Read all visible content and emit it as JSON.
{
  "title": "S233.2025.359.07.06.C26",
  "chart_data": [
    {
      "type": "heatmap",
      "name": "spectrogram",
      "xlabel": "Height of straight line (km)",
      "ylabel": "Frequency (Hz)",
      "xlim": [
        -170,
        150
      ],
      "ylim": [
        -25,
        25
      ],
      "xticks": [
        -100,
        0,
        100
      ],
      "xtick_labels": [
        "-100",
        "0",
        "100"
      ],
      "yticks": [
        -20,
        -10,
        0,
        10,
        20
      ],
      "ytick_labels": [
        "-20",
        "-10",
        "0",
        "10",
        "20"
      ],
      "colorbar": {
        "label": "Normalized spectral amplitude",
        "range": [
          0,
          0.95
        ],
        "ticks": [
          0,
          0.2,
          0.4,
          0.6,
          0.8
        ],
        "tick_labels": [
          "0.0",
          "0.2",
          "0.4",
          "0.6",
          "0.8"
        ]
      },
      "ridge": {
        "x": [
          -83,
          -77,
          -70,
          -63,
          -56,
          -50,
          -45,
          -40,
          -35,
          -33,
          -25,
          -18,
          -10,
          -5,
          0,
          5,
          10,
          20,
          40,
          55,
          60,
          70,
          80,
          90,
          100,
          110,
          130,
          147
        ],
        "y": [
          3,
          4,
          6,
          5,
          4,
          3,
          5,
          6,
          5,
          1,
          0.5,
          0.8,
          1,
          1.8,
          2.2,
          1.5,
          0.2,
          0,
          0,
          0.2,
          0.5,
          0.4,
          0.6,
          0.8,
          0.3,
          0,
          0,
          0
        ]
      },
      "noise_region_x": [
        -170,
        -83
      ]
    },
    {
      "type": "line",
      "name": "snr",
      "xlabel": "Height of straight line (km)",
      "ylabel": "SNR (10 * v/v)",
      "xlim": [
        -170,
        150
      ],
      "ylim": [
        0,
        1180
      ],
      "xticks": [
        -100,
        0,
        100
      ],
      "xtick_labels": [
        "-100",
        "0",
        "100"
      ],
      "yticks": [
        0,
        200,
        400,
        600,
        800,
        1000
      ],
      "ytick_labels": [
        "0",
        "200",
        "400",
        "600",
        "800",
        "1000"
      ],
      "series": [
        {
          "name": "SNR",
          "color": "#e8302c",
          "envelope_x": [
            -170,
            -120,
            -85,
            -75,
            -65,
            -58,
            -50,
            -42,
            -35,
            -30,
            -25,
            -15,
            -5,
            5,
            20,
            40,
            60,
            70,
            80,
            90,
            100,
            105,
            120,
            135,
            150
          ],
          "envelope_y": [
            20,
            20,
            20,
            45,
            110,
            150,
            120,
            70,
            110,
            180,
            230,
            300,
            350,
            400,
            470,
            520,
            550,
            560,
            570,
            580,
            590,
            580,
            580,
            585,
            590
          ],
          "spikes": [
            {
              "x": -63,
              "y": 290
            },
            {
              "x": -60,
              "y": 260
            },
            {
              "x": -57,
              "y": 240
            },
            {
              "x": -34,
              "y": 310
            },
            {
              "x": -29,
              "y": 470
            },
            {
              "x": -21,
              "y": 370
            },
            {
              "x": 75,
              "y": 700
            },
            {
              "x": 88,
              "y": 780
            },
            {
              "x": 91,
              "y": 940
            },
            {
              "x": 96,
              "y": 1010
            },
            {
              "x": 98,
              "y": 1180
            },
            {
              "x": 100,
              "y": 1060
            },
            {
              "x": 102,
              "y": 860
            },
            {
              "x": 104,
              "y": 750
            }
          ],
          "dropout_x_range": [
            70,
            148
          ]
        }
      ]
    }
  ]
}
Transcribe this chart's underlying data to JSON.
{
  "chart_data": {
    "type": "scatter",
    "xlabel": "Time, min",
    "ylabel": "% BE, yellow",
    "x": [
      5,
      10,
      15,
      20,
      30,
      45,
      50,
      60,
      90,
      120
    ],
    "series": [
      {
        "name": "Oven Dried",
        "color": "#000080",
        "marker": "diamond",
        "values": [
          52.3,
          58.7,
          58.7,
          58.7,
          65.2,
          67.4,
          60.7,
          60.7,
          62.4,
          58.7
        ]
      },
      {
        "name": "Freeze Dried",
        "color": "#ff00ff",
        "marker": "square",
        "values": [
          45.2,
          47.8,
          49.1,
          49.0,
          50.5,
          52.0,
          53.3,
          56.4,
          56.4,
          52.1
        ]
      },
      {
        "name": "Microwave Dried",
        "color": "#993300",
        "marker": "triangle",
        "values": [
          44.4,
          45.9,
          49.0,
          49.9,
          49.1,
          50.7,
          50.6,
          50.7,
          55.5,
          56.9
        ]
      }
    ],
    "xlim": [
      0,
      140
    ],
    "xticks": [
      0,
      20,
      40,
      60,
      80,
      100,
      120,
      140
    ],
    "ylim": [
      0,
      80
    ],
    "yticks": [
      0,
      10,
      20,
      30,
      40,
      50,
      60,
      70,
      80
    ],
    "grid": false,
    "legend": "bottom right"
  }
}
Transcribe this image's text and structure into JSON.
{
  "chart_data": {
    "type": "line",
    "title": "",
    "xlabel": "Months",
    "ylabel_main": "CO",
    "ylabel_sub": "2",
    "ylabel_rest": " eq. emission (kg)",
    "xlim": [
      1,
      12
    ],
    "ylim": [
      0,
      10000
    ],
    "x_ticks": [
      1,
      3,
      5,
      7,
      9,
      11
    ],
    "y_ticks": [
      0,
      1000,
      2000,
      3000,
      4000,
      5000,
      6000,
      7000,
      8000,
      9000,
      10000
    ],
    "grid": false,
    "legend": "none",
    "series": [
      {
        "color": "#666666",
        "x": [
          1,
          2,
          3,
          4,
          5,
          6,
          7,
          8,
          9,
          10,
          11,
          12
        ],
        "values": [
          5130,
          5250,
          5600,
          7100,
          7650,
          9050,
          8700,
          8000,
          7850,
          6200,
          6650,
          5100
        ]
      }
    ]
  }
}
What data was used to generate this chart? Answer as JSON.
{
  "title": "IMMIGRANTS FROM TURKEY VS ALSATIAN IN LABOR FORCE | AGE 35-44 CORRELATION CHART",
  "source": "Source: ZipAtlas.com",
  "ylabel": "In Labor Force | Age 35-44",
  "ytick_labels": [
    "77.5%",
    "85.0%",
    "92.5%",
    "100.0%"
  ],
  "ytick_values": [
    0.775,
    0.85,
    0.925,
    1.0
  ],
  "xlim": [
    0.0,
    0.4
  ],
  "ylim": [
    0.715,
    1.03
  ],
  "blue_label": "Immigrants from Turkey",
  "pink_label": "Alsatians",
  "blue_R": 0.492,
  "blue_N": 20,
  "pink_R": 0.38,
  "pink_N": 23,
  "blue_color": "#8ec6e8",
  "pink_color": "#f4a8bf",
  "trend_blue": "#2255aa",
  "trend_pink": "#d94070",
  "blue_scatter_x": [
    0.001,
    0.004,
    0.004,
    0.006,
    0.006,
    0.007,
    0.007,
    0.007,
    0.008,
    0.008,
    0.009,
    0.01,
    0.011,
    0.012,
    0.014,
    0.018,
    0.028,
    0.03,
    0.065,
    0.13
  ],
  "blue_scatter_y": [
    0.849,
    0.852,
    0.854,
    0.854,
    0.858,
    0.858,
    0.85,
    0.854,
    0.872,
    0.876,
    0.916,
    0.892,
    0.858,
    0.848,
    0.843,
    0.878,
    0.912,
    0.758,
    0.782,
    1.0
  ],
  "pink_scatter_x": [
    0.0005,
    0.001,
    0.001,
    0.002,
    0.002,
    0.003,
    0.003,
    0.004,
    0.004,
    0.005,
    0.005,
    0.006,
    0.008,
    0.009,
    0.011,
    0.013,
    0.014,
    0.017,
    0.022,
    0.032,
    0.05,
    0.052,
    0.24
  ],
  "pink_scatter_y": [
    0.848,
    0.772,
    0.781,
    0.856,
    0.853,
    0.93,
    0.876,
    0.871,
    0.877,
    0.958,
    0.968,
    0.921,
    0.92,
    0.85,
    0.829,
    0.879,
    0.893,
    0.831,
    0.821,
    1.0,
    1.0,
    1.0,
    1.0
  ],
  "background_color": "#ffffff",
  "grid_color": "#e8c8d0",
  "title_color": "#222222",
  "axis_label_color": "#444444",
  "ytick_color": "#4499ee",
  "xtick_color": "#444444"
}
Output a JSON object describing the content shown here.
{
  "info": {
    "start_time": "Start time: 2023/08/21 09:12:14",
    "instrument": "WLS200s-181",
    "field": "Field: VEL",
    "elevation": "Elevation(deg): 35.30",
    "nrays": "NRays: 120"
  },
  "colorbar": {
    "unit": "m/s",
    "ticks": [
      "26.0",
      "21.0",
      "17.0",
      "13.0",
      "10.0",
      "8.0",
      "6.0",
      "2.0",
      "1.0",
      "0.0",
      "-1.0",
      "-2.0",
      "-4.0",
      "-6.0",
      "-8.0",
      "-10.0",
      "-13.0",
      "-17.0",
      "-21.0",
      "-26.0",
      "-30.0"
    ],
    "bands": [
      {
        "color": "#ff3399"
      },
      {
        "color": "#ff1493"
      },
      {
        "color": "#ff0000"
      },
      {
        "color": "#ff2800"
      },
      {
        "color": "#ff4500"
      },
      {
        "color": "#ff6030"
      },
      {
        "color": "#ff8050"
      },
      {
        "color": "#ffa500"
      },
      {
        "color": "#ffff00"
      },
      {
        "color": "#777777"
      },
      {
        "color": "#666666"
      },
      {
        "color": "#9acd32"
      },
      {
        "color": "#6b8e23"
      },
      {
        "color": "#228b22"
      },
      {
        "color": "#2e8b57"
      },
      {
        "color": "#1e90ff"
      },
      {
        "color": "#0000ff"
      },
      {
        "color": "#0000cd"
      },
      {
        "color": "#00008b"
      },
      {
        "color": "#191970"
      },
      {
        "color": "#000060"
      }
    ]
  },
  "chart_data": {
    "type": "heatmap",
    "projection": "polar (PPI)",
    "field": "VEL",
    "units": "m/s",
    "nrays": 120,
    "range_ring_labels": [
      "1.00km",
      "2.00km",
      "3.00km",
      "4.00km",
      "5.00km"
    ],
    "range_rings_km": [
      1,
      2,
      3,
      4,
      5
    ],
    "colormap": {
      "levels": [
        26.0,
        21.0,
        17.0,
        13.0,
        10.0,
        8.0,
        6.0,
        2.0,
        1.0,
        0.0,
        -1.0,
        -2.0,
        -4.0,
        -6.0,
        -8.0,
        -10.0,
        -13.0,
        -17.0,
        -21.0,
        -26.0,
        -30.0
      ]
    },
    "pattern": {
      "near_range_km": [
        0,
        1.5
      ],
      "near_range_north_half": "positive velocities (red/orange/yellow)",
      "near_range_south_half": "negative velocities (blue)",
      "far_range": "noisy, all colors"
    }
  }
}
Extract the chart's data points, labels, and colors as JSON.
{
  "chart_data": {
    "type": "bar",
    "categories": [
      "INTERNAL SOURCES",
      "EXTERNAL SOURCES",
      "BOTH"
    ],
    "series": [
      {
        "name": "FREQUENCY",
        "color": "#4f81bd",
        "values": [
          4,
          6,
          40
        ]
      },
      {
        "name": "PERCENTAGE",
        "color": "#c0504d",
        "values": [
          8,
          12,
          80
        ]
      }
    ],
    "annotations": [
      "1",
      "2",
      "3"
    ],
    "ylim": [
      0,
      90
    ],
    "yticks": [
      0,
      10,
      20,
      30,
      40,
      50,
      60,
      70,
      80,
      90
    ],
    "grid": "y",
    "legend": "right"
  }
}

▸ **Problem to solve**:
Extract every line above containing the word "this".

▸ **Final answer**:
Transcribe this chart's underlying data to JSON.
Transcribe this image's text and structure into JSON.
What data was used to generate this chart? Answer as JSON.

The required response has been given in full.